* [Aim of the exercise] Pictures are not part of the copy; repeat everything else in the records exactly.

* [Listed records]
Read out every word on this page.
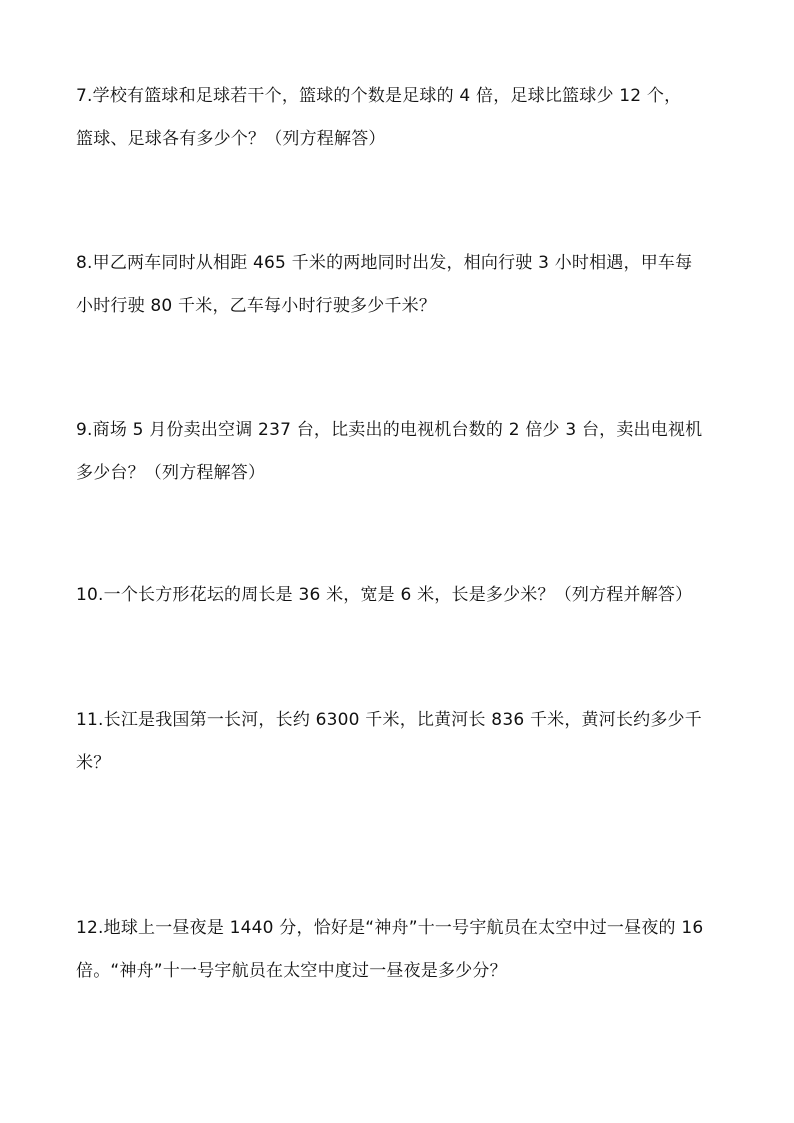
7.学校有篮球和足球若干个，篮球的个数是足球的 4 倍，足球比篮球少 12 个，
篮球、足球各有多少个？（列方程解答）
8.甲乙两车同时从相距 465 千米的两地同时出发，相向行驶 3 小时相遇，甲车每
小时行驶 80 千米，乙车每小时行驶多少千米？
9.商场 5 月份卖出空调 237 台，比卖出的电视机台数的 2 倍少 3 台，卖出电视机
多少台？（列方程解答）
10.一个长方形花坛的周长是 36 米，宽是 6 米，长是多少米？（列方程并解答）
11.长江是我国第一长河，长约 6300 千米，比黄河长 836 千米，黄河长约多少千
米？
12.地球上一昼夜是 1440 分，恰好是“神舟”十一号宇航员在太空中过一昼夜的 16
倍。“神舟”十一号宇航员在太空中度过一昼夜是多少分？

* [Correct result]
Read out every word on this page.
7.学校有篮球和足球若干个，篮球的个数是足球的 4 倍，足球比篮球少 12 个，
篮球、足球各有多少个？（列方程解答）
8.甲乙两车同时从相距 465 千米的两地同时出发，相向行驶 3 小时相遇，甲车每
小时行驶 80 千米，乙车每小时行驶多少千米？
9.商场 5 月份卖出空调 237 台，比卖出的电视机台数的 2 倍少 3 台，卖出电视机
多少台？（列方程解答）
10.一个长方形花坛的周长是 36 米，宽是 6 米，长是多少米？（列方程并解答）
11.长江是我国第一长河，长约 6300 千米，比黄河长 836 千米，黄河长约多少千
米？
12.地球上一昼夜是 1440 分，恰好是“神舟”十一号宇航员在太空中过一昼夜的 16
倍。“神舟”十一号宇航员在太空中度过一昼夜是多少分？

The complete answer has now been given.